▸ **Potongan Dokumen**:
Peningkatan pendapatan memengaruhi nisbah stok/konsumsi yang pada akhirnya
mengerek harga pangan ke atas. Meskipun demikian, faktor ”peningkatan
pendapatan” terhadap harga pangan cukup lemah. Beberapa studi menunjukkan,
misalnya, di Tiongkok dan India laju pertumbuhan konsumsi biji-bijian pada
periode setelah tahun 2000 justru lebih rendah dibandingkan dengan dekade
sebelumnya. Studi di India bahkan menunjukkan bahwa peningkatan pendapatan
sejak awal tahun 1990-an justru menurunkan jumlah kalori yang dikonsumsi
masyarakat. Alasan di balik itu kemungkinan karena aktivitas fisik dan
perbaikan kesehatan menurun ketika pendapatan meningkat.
BBM dan harga pangan
Di
antara faktor-faktor penyebab peningkatan harga pangan, yang dikaji, dua
faktor menyumbang peran terpenting, yaitu nisbah stok/konsumsi dan harga BBM.
Dari hasil kajian Bank Dunia (2013), setiap penurunan nisbah stok/konsumsi
sebesar 10 persen akan diikuti kenaikan harga pangan sebesar 3 persen. Nisbah
stok/konsumsi dua produk utama, yaitu gandum dan jagung, memiliki pengaruh
yang paling tinggi terhadap harga pangan kedua komoditas tersebut. Indonesia
mengimpor 100 persen gandum dan sekitar 15-25 persen jagung sehingga bukan
hanya nisbah stok/konsumsi di Indonesia, stok kedua komoditas tersebut di
dunia juga akan langsung memengaruhi harga jagung di Indonesia.
Meskipun
Indonesia juga pengimpor kedelai cukup besar yaitu sekitar 80 persen
kebutuhan, pengaruh nisbah stok/konsumsi kedelai terhadap harga kedelai tidak
terlalu tinggi. Hal tersebut disebabkan stok kedelai dapat dalam bentuk biji,
tepung, ataupun minyak.
Di
antara pangan utama, nisbah stok/konsumsi beras memiliki pengaruh yang
terendah terhadap harga komoditas tersebut. Penyebab paling nyata adalah
distorsi kebijakan dan perlindungan pemerintah terhadap beras karena masuk
dalam komoditas strategis. Beberapa negara di Asia mengatur dengan ketat
komoditas tersebut, baik melalui perdagangan maupun pemasaran beras yang
dilakukan perusahaan negara atau melalui intervensi kebijakan yang kuat,
misalnya Bulog (Indonesia), Food
Corporation (India), National Food
Authority (Filipina), dan Rice
Paddy Pledging Program (Thailand).

▸ **Perintah 1**: Menurut potongan dokumen, berapa persen kenaikan harga pangan yang menyertai setiap penurunan nisbah stok/konsumsi sebesar 10 persen?
Potongan dokumen di atas dan daftar di bawahnya berasal dari sumber yang berbeda.

▸ **Informasi yang Diberikan**:
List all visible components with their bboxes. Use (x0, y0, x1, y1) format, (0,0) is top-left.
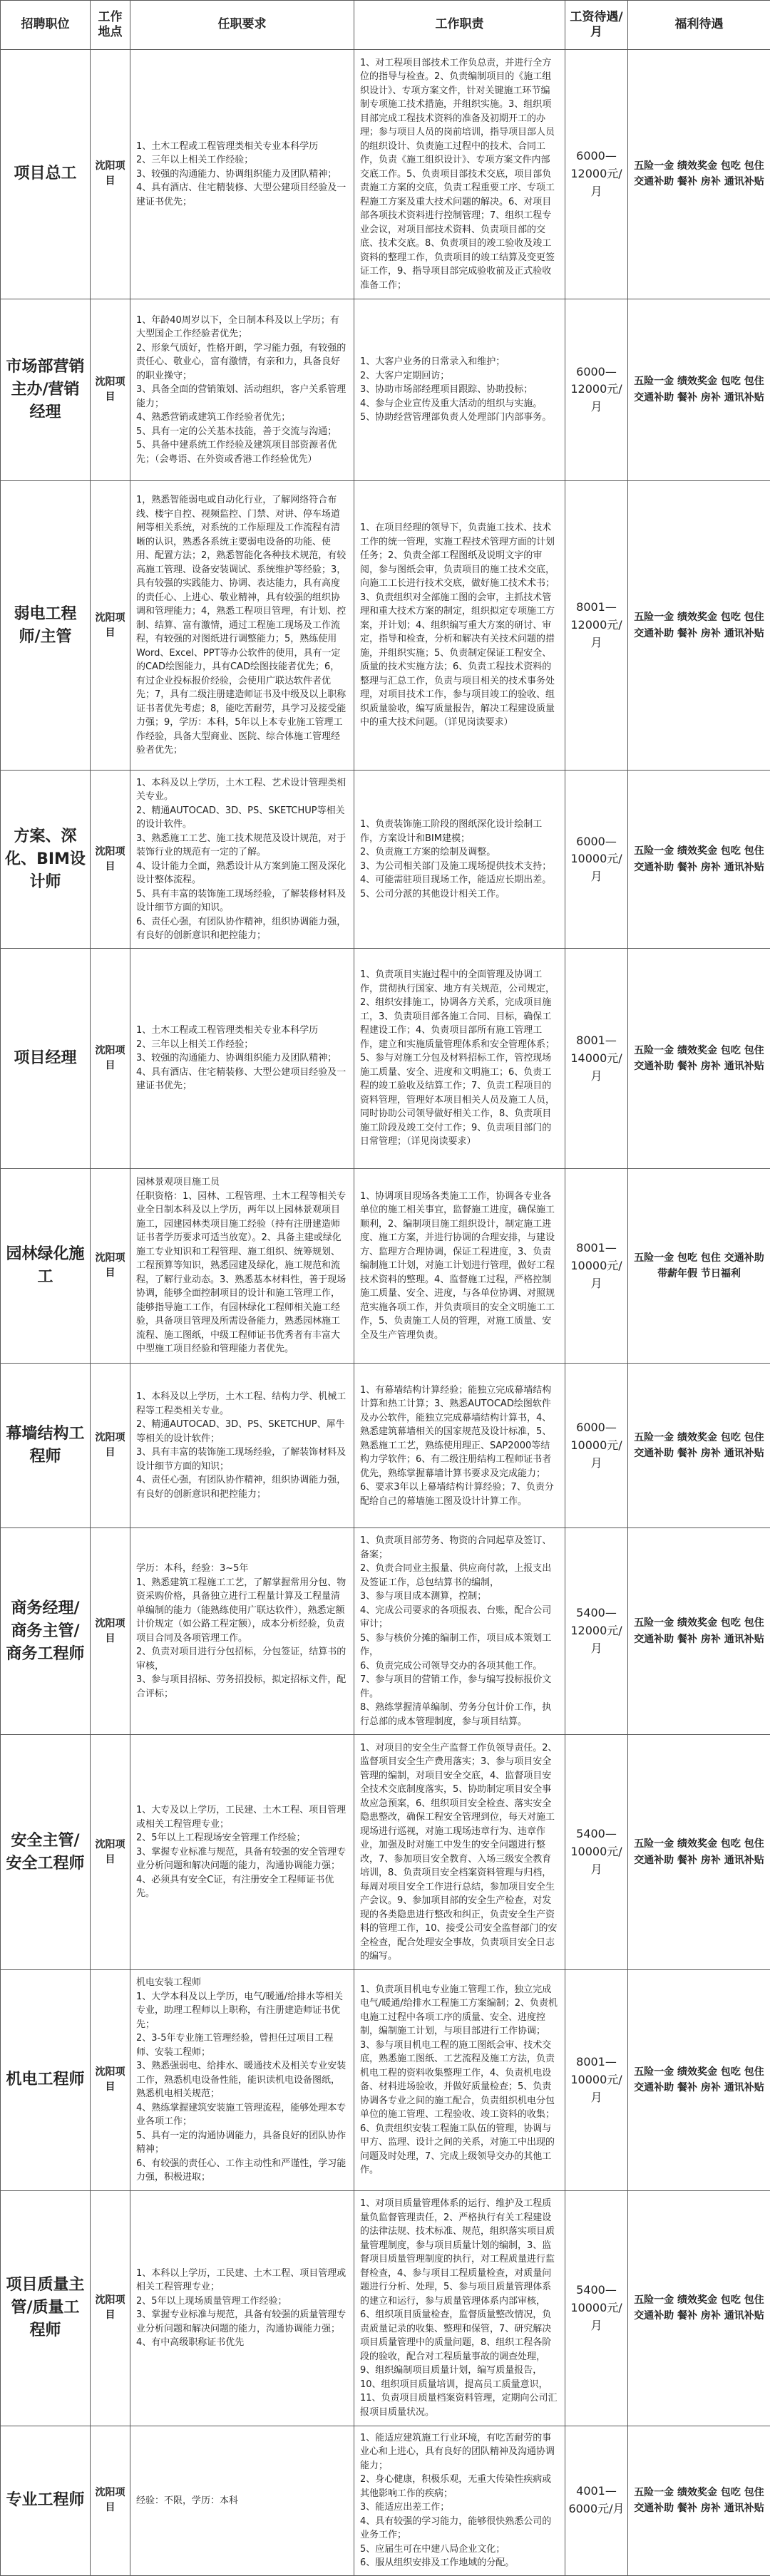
job-salary: 4001—6000元/月 (565, 2426, 628, 2575)
duty-line: 2、负责施工方案的绘制及调整。 (360, 847, 496, 858)
job-duties (354, 1168, 565, 1364)
job-title: 项目经理 (1, 949, 91, 1168)
requirement-line: 2、5年以上工程现场安全管理工作经验； (136, 1833, 306, 1844)
requirement-line: 3、参与项目招标、劳务招投标，拟定招标文件，配合评标； (136, 1674, 346, 1699)
requirement-line: 5、具有丰富的装饰施工现场经验，了解装修材料及设计细节方面的知识。 (136, 888, 346, 914)
job-requirements (130, 1168, 354, 1364)
requirement-line: 1，熟悉智能弱电或自动化行业，了解网络符合布线、楼宇自控、视频监控、门禁、对讲、停车场道闸等相关系统，对系统的工作原理及工作流程有清晰的认识，熟悉各系统主要弱电设备的功能、使用、配置方法；2，熟悉智能化各种技术规范，有较高施工管理、设备安装调试、系统维护等经验；3，具有较强的实践能力、协调、表达能力，具有高度的责任心、上进心、敬业精神，具有较强的组织协调和管理能力；4，熟悉工程项目管理，有计划、控制、结算、富有激情，通过工程施工现场及工作流程，有较强的对图纸进行调整能力；5，熟练使用Word、Excel、PPT等办公软件的使用，具有一定的CAD绘图能力，具有CAD绘图技能者优先；6，有过企业投标报价经验，会使用广联达软件者优先；7，具有二级注册建造师证书及中级及以上职称证书者优先考虑；8，能吃苦耐劳，具学习及接受能力强；9，学历：本科，5年以上本专业施工管理工作经验，具备大型商业、医院、综合体施工管理经验者优先； (136, 495, 346, 756)
requirement-line: 园林景观项目施工员 (136, 1177, 220, 1188)
duty-line: 1、能适应建筑施工行业环境，有吃苦耐劳的事业心和上进心，具有良好的团队精神及沟通协调能力； (360, 2432, 555, 2471)
requirement-line: 3、熟悉强弱电、给排水、暖通技术及相关专业安装工作，熟悉机电设备性能，能识读机电设备图纸，熟悉机电相关规范； (136, 2061, 346, 2100)
job-salary: 6000—12000元/月 (565, 299, 628, 480)
requirement-line: 1、土木工程或工程管理类相关专业本科学历 (136, 140, 319, 152)
requirement-line: 任职资格：1、园林、工程管理、土木工程等相关专业全日制本科及以上学历，两年以上园林景观项目施工，园建园林类项目施工经验（持有注册建造师证书者学历要求可适当放宽）。2、具备主建或绿化施工专业知识和工程管理、施工组织、统筹规划、工程预算等知识，熟悉园建及绿化，施工规范和流程，了解行业动态。3、熟悉基本材料性，善于现场协调，能够全面控制项目的设计和施工管理工作，能够指导施工工作，有园林绿化工程师相关施工经验，具备项目管理及所需设备能力，熟悉园林施工流程、施工图纸，中级工程师证书优秀者有丰富大中型施工项目经验和管理能力者优先。 (136, 1190, 346, 1355)
requirement-line: 2、精通AUTOCAD、3D、PS、SKETCHUP等相关的设计软件。 (136, 805, 345, 830)
job-location: 沈阳项目 (91, 480, 130, 770)
header-row (1, 1, 770, 50)
job-title: 机电工程师 (1, 1969, 91, 2190)
job-title: 安全主管/安全工程师 (1, 1735, 91, 1970)
job-duties (354, 1528, 565, 1735)
requirement-line: 3、较强的沟通能力、协调组织能力及团队精神； (136, 1053, 337, 1064)
duty-line: 1、大客户业务的日常录入和维护； (360, 356, 505, 368)
job-title: 园林绿化施工 (1, 1168, 91, 1364)
requirement-line: 3、具有丰富的装饰施工现场经验，了解装饰材料及设计细节方面的知识； (136, 1447, 346, 1472)
requirement-line: 3、较强的沟通能力、协调组织能力及团队精神； (136, 168, 337, 180)
requirement-line: 2、三年以上相关工作经验； (136, 1039, 254, 1050)
header-requirements: 任职要求 (130, 1, 354, 50)
job-salary: 5400—12000元/月 (565, 1528, 628, 1735)
duty-line: 5、应届生可在中建八局企业文化； (360, 2543, 505, 2555)
job-requirements (130, 2426, 354, 2575)
job-duties (354, 949, 565, 1168)
requirement-line: 5、具有一定的公关基本技能，善于交流与沟通； (136, 426, 337, 437)
requirement-line: 经验：不限，学历：本科 (136, 2495, 239, 2506)
job-salary: 8001—10000元/月 (565, 1969, 628, 2190)
job-benefits: 五险一金 绩效奖金 包吃 包住 交通补助 餐补 房补 通讯补贴 (628, 480, 770, 770)
job-location: 沈阳项目 (91, 2426, 130, 2575)
requirement-line: 2、三年以上相关工作经验； (136, 155, 254, 166)
requirement-line: 1、大专及以上学历，工民建、土木工程、项目管理或相关工程管理专业； (136, 1805, 346, 1830)
table-row (1, 480, 770, 770)
job-location: 沈阳项目 (91, 1168, 130, 1364)
requirement-line: 4、必须具有安全C证，有注册安全工程师证书优先。 (136, 1874, 334, 1900)
job-duties (354, 2190, 565, 2426)
table-row (1, 299, 770, 480)
job-requirements (130, 1528, 354, 1735)
duty-line: 1、负责项目实施过程中的全面管理及协调工作，贯彻执行国家、地方有关规范，公司规定，2、组织安排施工，协调各方关系，完成项目施工，3、负责项目部各施工合同、目标，确保工程建设工作；4、负责项目部所有施工管理工作，建立和实施质量管理体系和安全管理体系；5、参与对施工分包及材料招标工作，管控现场施工质量、安全、进度和文明施工；6、负责工程的竣工验收及结算工作；7、负责工程项目的资料管理，管理好本项目相关人员及施工人员，同时协助公司领导做好相关工作，8、负责项目施工阶段及竣工交付工作；9、负责项目部门的日常管理；（详见岗读要求） (360, 969, 555, 1148)
job-requirements (130, 299, 354, 480)
requirement-line: 4、熟悉营销或建筑工作经验者优先； (136, 412, 291, 423)
duty-line: 2、负责合同业主报量、供应商付款，上报支出及签证工作，总包结算书的编制， (360, 1563, 552, 1588)
job-location: 沈阳项目 (91, 1969, 130, 2190)
header-location: 工作地点 (91, 1, 130, 50)
duty-line: 3、能适应出差工作； (360, 2502, 450, 2513)
requirement-line: 4、设计能力全面，熟悉设计从方案到施工图及深化设计整体流程。 (136, 860, 346, 886)
job-salary: 6000—12000元/月 (565, 50, 628, 299)
duty-line: 1、有幕墙结构计算经验；能独立完成幕墙结构计算和热工计算；3、熟悉AUTOCAD绘图软件及办公软件，能独立完成幕墙结构计算书，4、熟悉建筑幕墙相关的国家规范及设计标准，5、熟悉施工工艺，熟练使用理正、SAP2000等结构力学软件；6、有二级注册结构工程师证书者优先，熟练掌握幕墙计算书要求及完成能力；6、要求3年以上幕墙结构计算经验；7、负责分配给自己的幕墙施工图及设计计算工作。 (360, 1384, 554, 1507)
requirement-line: 5、具备中建系统工作经验及建筑项目部资源者优先；（会粤语、在外资或香港工作经验优先） (136, 440, 337, 465)
requirement-line: 1、本科以上学历，工民建、土木工程、项目管理或相关工程管理专业； (136, 2267, 346, 2293)
job-duties (354, 50, 565, 299)
duty-line: 1、负责项目机电专业施工管理工作，独立完成电气/暖通/给排水工程施工方案编制；2、负责机电施工过程中各项工序的质量、安全、进度控制，编制施工计划，与项目部进行工作协调；3、参与项目机电工程的施工图纸会审、技术交底，熟悉施工图纸、工艺流程及施工方法，负责机电工程的资料收集整理工作，4、负责机电设备、材料进场验收，并做好质量检查；5、负责协调各专业之间的施工配合，负责组织机电分包单位的施工管理、工程验收、竣工资料的收集；6、负责组织安装工程施工队伍的管理，协调与甲方、监理、设计之间的关系，对施工中出现的问题及时处理，7、完成上级领导交办的其他工作。 (360, 1984, 558, 2176)
requirement-line: 2、形象气质好，性格开朗，学习能力强，有较强的责任心、敬业心，富有激情，有亲和力，具备良好的职业操守； (136, 342, 346, 381)
job-location: 沈阳项目 (91, 50, 130, 299)
requirement-line: 2、负责对项目进行分包招标，分包签证，结算书的审核， (136, 1647, 346, 1671)
requirement-line: 4、熟练掌握建筑安装施工管理流程，能够处理本专业各项工作； (136, 2102, 346, 2128)
requirement-line: 6、有较强的责任心、工作主动性和严谨性，学习能力强，积极进取； (136, 2158, 346, 2183)
job-benefits: 五险一金 绩效奖金 包吃 包住 交通补助 餐补 房补 通讯补贴 (628, 1969, 770, 2190)
duty-line: 1、负责装饰施工阶段的图纸深化设计绘制工作，方案设计和BIM建模； (360, 819, 543, 844)
job-location: 沈阳项目 (91, 299, 130, 480)
job-title: 市场部营销主办/营销经理 (1, 299, 91, 480)
job-title: 方案、深化、BIM设计师 (1, 771, 91, 949)
job-requirements (130, 2190, 354, 2426)
requirement-line: 3、掌握专业标准与规范，具备有较强的安全管理专业分析问题和解决问题的能力，沟通协调能力强； (136, 1846, 346, 1872)
job-salary: 8001—12000元/月 (565, 480, 628, 770)
job-location: 沈阳项目 (91, 2190, 130, 2426)
requirement-line: 机电安装工程师 (136, 1977, 202, 1989)
table-row (1, 771, 770, 949)
job-benefits: 五险一金 绩效奖金 包吃 包住 交通补助 餐补 房补 通讯补贴 (628, 2190, 770, 2426)
job-duties (354, 1969, 565, 2190)
duty-line: 2、身心健康，积极乐观，无重大传染性疾病或其他影响工作的疾病； (360, 2474, 552, 2499)
duty-line: 1、对项目质量管理体系的运行、维护及工程质量负监督管理责任，2、严格执行有关工程建设的法律法规、技术标准、规范，组织落实项目质量管理制度，参与项目质量计划的编制，3、监督项目质量管理制度的执行，对工程质量进行监督检查，4、参与项目工程质量检查，对质量问题进行分析、处理，5、参与项目质量管理体系的建立和运行，参与质量管理体系内部审核，6、组织项目质量检查，监督质量整改情况，负责质量记录的收集、整理和保管，7、研究解决项目质量管理中的质量问题，8、组织工程各阶段的验收，配合对工程质量事故的调查处理，9、组织编制项目质量计划，编写质量报告，10、组织项目质量培训，提高员工质量意识，11、负责项目质量档案资料管理，定期向公司汇报项目质量状况。 (360, 2198, 558, 2418)
job-requirements (130, 1735, 354, 1970)
duty-line: 4、完成公司要求的各项报表、台账，配合公司审计； (360, 1604, 552, 1630)
job-title: 项目质量主管/质量工程师 (1, 2190, 91, 2426)
job-title: 弱电工程师/主管 (1, 480, 91, 770)
job-salary: 6000—10000元/月 (565, 771, 628, 949)
requirement-line: 4、有中高级职称证书优先 (136, 2337, 245, 2349)
requirement-line: 3、熟悉施工工艺、施工技术规范及设计规范，对于装饰行业的规范有一定的了解。 (136, 833, 346, 858)
job-requirements (130, 480, 354, 770)
job-duties (354, 2426, 565, 2575)
job-requirements (130, 1969, 354, 2190)
job-requirements (130, 1364, 354, 1528)
job-duties (354, 1735, 565, 1970)
requirement-line: 4、责任心强，有团队协作精神，组织协调能力强，有良好的创新意识和把控能力； (136, 1475, 346, 1500)
job-benefits: 五险一金 绩效奖金 包吃 包住 交通补助 餐补 房补 通讯补贴 (628, 2426, 770, 2575)
job-title: 幕墙结构工程师 (1, 1364, 91, 1528)
header-duties: 工作职责 (354, 1, 565, 50)
duty-line: 5、协助经营管理部负责人处理部门内部事务。 (360, 412, 552, 423)
requirement-line: 1、土木工程或工程管理类相关专业本科学历 (136, 1025, 319, 1036)
job-location: 沈阳项目 (91, 1528, 130, 1735)
job-requirements (130, 771, 354, 949)
job-requirements (130, 50, 354, 299)
job-title: 商务经理/商务主管/商务工程师 (1, 1528, 91, 1735)
table-row (1, 2190, 770, 2426)
duty-line: 1、负责项目部劳务、物资的合同起草及签订、备案； (360, 1535, 552, 1560)
job-rows (1, 50, 770, 2576)
table-row (1, 1364, 770, 1528)
job-salary: 8001—14000元/月 (565, 949, 628, 1168)
duty-line: 7、参与项目的营销工作，参与编写投标报价文件。 (360, 1674, 552, 1699)
job-benefits: 五险一金 绩效奖金 包吃 包住 交通补助 餐补 房补 通讯补贴 (628, 949, 770, 1168)
duty-line: 1、对项目的安全生产监督工作负领导责任。2、监督项目安全生产费用落实；3、参与项目安全管理的编制，对项目安全交底，4、监督项目安全技术交底制度落实，5、协助制定项目安全事故应急预案，6、组织项目安全检查、落实安全隐患整改，确保工程安全管理到位，每天对施工现场进行巡视，对施工现场违章行为、违章作业，加强及时对施工中发生的安全问题进行整改，7、参加项目安全教育、入场三级安全教育培训，8、负责项目安全档案资料管理与归档，每周对项目安全工作进行总结，参加项目安全生产会议。9、参加项目部的安全生产检查，对发现的各类隐患进行整改和纠正，负责安全生产资料的管理工作，10、接受公司安全监督部门的安全检查，配合处理安全事故，负责项目安全日志的编写。 (360, 1742, 558, 1962)
job-salary: 8001—10000元/月 (565, 1168, 628, 1364)
duty-line: 8、熟练掌握清单编制、劳务分包计价工作，执行总部的成本管理制度，参与项目结算。 (360, 1702, 552, 1727)
job-title: 专业工程师 (1, 2426, 91, 2575)
job-duties (354, 771, 565, 949)
job-location: 沈阳项目 (91, 1364, 130, 1528)
job-title: 项目总工 (1, 50, 91, 299)
job-benefits: 五险一金 绩效奖金 包吃 包住 交通补助 餐补 房补 通讯补贴 (628, 50, 770, 299)
job-benefits: 五险一金 包吃 包住 交通补助 带薪年假 节日福利 (628, 1168, 770, 1364)
job-salary: 5400—10000元/月 (565, 1735, 628, 1970)
table-row (1, 1969, 770, 2190)
job-location: 沈阳项目 (91, 949, 130, 1168)
table-row (1, 1528, 770, 1735)
requirement-line: 4、具有酒店、住宅精装修、大型公建项目经验及一建证书优先； (136, 182, 346, 207)
duty-line: 4、具有较强的学习能力，能够很快熟悉公司的业务工作； (360, 2515, 552, 2541)
header-salary: 工资待遇/月 (565, 1, 628, 50)
job-location: 沈阳项目 (91, 771, 130, 949)
job-benefits: 五险一金 绩效奖金 包吃 包住 交通补助 餐补 房补 通讯补贴 (628, 1735, 770, 1970)
requirement-line: 1、本科及以上学历，土木工程、艺术设计管理类相关专业。 (136, 777, 346, 803)
job-benefits: 五险一金 绩效奖金 包吃 包住 交通补助 餐补 房补 通讯补贴 (628, 1528, 770, 1735)
duty-line: 4、可能需驻项目现场工作，能适应长期出差。 (360, 875, 552, 886)
job-benefits: 五险一金 绩效奖金 包吃 包住 交通补助 餐补 房补 通讯补贴 (628, 1364, 770, 1528)
job-requirements (130, 949, 354, 1168)
job-benefits: 五险一金 绩效奖金 包吃 包住 交通补助 餐补 房补 通讯补贴 (628, 771, 770, 949)
duty-line: 2、大客户定期回访； (360, 370, 450, 381)
requirement-line: 2、5年以上现场质量管理工作经验； (136, 2295, 287, 2307)
duty-line: 6、负责完成公司领导交办的各项其他工作。 (360, 1660, 543, 1671)
requirement-line: 学历：本科，经验：3~5年 (136, 1563, 249, 1575)
job-benefits: 五险一金 绩效奖金 包吃 包住 交通补助 餐补 房补 通讯补贴 (628, 299, 770, 480)
job-location: 沈阳项目 (91, 1735, 130, 1970)
duty-line: 1、协调项目现场各类施工工作，协调各专业各单位的施工相关事宜，监督施工进度，确保施工顺利，2、编制项目施工组织设计，制定施工进度、施工方案，并进行协调的合理安排，与建设方、监理方合理协调，保证工程进度，3、负责编制施工计划，对施工计划进行管理，做好工程技术资料的整理。4、监督施工过程，严格控制施工质量、安全、进度，与各单位协调、对照规范实施各项工作，并负责项目的安全文明施工工作，5、负责施工人员的管理，对施工质量、安全及生产管理负责。 (360, 1190, 555, 1341)
header-benefits: 福利待遇 (628, 1, 770, 50)
job-salary: 6000—10000元/月 (565, 1364, 628, 1528)
requirement-line: 2、3-5年专业施工管理经验，曾担任过项目工程师、安装工程师； (136, 2033, 334, 2058)
table-row (1, 1168, 770, 1364)
duty-line: 3、为公司相关部门及施工现场提供技术支持； (360, 860, 552, 872)
duty-line: 3、协助市场部经理项目跟踪、协助投标； (360, 384, 533, 396)
requirement-line: 6、责任心强，有团队协作精神，组织协调能力强，有良好的创新意识和把控能力； (136, 916, 346, 942)
duty-line: 6、服从组织安排及工作地域的分配。 (360, 2557, 515, 2569)
requirement-line: 1、本科及以上学历，土木工程、结构力学、机械工程等工程类相关专业。 (136, 1391, 346, 1416)
table-row (1, 949, 770, 1168)
requirement-line: 1、大学本科及以上学历，电气/暖通/给排水等相关专业，助理工程师以上职称，有注册建造师证书优先； (136, 1991, 344, 2030)
job-salary: 5400—10000元/月 (565, 2190, 628, 2426)
requirement-line: 1、熟悉建筑工程施工工艺，了解掌握常用分包、物资采购价格，具备独立进行工程量计算及工程量清单编制的能力（能熟练使用广联达软件），熟悉定额计价规定（如公路工程定额），成本分析经验，负责项目合同及各项管理工作。 (136, 1577, 346, 1644)
table-row (1, 2426, 770, 2575)
job-duties (354, 1364, 565, 1528)
requirement-line: 3、掌握专业标准与规范，具备有较强的质量管理专业分析问题和解决问题的能力，沟通协调能力强； (136, 2309, 346, 2334)
requirement-line: 5、具有一定的沟通协调能力，具备良好的团队协作精神； (136, 2130, 346, 2155)
header-position: 招聘职位 (1, 1, 91, 50)
duty-line: 5、参与核价分摊的编制工作，项目成本策划工作， (360, 1632, 552, 1658)
requirement-line: 4、具有酒店、住宅精装修、大型公建项目经验及一建证书优先； (136, 1066, 346, 1092)
duty-line: 1、在项目经理的领导下，负责施工技术、技术工作的统一管理，实施工程技术管理方面的计划任务；2、负责全部工程图纸及说明文字的审阅，参与图纸会审，负责项目的施工技术交底，向施工工长进行技术交底，做好施工技术术书；3、负责组织对全部施工图的会审，主抓技术管理和重大技术方案的制定，组织拟定专项施工方案，并计划；4、组织编写重大方案的研讨、审定，指导和检查，分析和解决有关技术问题的措施，并组织实施；5、负责制定保证工程安全、质量的技术实施方法；6、负责工程技术资料的整理与汇总工作，负责与项目相关的技术事务处理，对项目技术工作，参与项目竣工的验收、组织质量验收，编写质量报告，解决工程建设质量中的重大技术问题。（详见岗读要求） (360, 522, 555, 728)
table-row (1, 50, 770, 299)
table-row (1, 1735, 770, 1970)
job-duties (354, 480, 565, 770)
requirement-line: 1、年龄40周岁以下，全日制本科及以上学历；有大型国企工作经验者优先； (136, 314, 339, 340)
duty-line: 5、公司分派的其他设计相关工作。 (360, 888, 505, 900)
requirement-line: 2、精通AUTOCAD、3D、PS、SKETCHUP、犀牛等相关的设计软件； (136, 1419, 345, 1444)
duty-line: 3、参与项目成本测算，控制； (360, 1591, 487, 1602)
job-duties (354, 299, 565, 480)
duty-line: 1、对工程项目部技术工作负总责，并进行全方位的指导与检查。2、负责编制项目的《施工组织设计》、专项方案文件，针对关键施工环节编制专项施工技术措施，并组织实施。3、组织项目部完成工程技术资料的准备及初期开工的办理；参与项目人员的岗前培训，指导项目部人员的组织设计、负责施工过程中的技术、合同工作，负责《施工组织设计》、专项方案文件内部交底工作。5、负责项目部技术交底，项目部负责施工方案的交底，负责工程重要工序、专项工程施工方案及重大技术问题的解决。6、对项目部各项技术资料进行控制管理；7、组织工程专业会议，对项目部技术资料、负责项目部的交底、技术交底。8、负责项目的竣工验收及竣工资料的整理工作，负责项目的竣工结算及变更签证工作，9、指导项目部完成验收前及正式验收准备工作； (360, 57, 555, 291)
requirement-line: 3、具备全面的营销策划、活动组织，客户关系管理能力； (136, 384, 346, 409)
duty-line: 4、参与企业宣传及重大活动的组织与实施。 (360, 398, 543, 409)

▸ **Perintah 2**: Ambil setiap baris dari daftar yang memuat string "学习能力强". Perbedaan huruf besar dan kecil diperhitungkan.

▸ **Keluaran 1**: Kenaikan harga pangan sebesar 3 persen.

▸ **Keluaran 2**:
requirement-line: 2、形象气质好，性格开朗，学习能力强，有较强的责任心、敬业心，富有激情，有亲和力，具备良好的职业操守； (136, 342, 346, 381)
requirement-line: 6、有较强的责任心、工作主动性和严谨性，学习能力强，积极进取； (136, 2158, 346, 2183)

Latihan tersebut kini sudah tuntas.